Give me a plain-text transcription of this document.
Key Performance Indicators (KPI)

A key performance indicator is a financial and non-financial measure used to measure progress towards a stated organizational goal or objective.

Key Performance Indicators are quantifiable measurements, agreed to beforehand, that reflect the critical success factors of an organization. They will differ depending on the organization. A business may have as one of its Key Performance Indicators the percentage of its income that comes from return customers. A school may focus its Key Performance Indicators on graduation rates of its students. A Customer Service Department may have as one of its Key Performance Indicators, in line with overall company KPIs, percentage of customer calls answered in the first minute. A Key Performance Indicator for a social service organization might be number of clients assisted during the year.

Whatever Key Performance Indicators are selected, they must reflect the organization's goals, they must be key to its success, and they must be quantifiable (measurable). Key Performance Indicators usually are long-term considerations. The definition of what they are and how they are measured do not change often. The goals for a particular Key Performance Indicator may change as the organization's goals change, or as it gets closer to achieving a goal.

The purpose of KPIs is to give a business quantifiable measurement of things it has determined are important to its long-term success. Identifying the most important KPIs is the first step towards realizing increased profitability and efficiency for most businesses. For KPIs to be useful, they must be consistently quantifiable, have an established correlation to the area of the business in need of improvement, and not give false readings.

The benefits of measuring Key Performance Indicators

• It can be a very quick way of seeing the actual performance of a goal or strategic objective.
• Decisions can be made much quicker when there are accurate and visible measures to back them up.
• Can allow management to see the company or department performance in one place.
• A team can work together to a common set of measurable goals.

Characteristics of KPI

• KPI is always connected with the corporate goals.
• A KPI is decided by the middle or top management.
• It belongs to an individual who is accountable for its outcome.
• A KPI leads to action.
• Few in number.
_ _ _ _
Stated goal »
Check each line above for the word "business" and give the number of lines that have it, nothing else.

Written response »
2